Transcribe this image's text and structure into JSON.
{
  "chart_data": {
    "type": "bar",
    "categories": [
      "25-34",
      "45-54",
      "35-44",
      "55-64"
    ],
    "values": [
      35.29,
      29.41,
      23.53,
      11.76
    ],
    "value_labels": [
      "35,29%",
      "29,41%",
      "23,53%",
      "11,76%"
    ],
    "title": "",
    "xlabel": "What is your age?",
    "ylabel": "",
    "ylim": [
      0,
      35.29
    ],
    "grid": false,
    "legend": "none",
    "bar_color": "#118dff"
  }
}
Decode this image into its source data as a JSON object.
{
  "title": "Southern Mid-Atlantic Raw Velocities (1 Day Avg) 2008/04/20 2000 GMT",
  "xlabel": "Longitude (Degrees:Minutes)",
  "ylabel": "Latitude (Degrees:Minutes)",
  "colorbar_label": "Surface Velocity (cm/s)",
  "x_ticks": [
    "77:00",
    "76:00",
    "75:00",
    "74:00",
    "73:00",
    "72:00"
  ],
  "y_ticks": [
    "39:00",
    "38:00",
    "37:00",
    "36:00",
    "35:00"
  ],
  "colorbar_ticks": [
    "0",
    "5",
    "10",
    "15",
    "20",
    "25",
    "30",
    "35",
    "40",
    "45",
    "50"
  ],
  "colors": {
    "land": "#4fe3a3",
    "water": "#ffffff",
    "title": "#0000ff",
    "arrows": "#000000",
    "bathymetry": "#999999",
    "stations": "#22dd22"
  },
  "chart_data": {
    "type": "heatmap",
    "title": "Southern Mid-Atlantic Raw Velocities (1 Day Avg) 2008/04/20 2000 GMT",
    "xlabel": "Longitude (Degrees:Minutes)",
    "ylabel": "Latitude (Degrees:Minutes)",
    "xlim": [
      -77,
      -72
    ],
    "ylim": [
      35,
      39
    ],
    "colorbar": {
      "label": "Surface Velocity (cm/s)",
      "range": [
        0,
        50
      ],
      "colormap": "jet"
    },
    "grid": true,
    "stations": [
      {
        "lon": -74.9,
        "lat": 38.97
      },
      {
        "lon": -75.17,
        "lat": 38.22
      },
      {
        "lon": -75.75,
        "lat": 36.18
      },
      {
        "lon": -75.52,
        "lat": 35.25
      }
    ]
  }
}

WHAT NEEDS TO BE DONE
All lines from the one containing "Decode this image" through the end of the records, both ends included, are to be quoted exactly; please add nothing else.

COMPLETED EXERCISE
Decode this image into its source data as a JSON object.
{
  "title": "Southern Mid-Atlantic Raw Velocities (1 Day Avg) 2008/04/20 2000 GMT",
  "xlabel": "Longitude (Degrees:Minutes)",
  "ylabel": "Latitude (Degrees:Minutes)",
  "colorbar_label": "Surface Velocity (cm/s)",
  "x_ticks": [
    "77:00",
    "76:00",
    "75:00",
    "74:00",
    "73:00",
    "72:00"
  ],
  "y_ticks": [
    "39:00",
    "38:00",
    "37:00",
    "36:00",
    "35:00"
  ],
  "colorbar_ticks": [
    "0",
    "5",
    "10",
    "15",
    "20",
    "25",
    "30",
    "35",
    "40",
    "45",
    "50"
  ],
  "colors": {
    "land": "#4fe3a3",
    "water": "#ffffff",
    "title": "#0000ff",
    "arrows": "#000000",
    "bathymetry": "#999999",
    "stations": "#22dd22"
  },
  "chart_data": {
    "type": "heatmap",
    "title": "Southern Mid-Atlantic Raw Velocities (1 Day Avg) 2008/04/20 2000 GMT",
    "xlabel": "Longitude (Degrees:Minutes)",
    "ylabel": "Latitude (Degrees:Minutes)",
    "xlim": [
      -77,
      -72
    ],
    "ylim": [
      35,
      39
    ],
    "colorbar": {
      "label": "Surface Velocity (cm/s)",
      "range": [
        0,
        50
      ],
      "colormap": "jet"
    },
    "grid": true,
    "stations": [
      {
        "lon": -74.9,
        "lat": 38.97
      },
      {
        "lon": -75.17,
        "lat": 38.22
      },
      {
        "lon": -75.75,
        "lat": 36.18
      },
      {
        "lon": -75.52,
        "lat": 35.25
      }
    ]
  }
}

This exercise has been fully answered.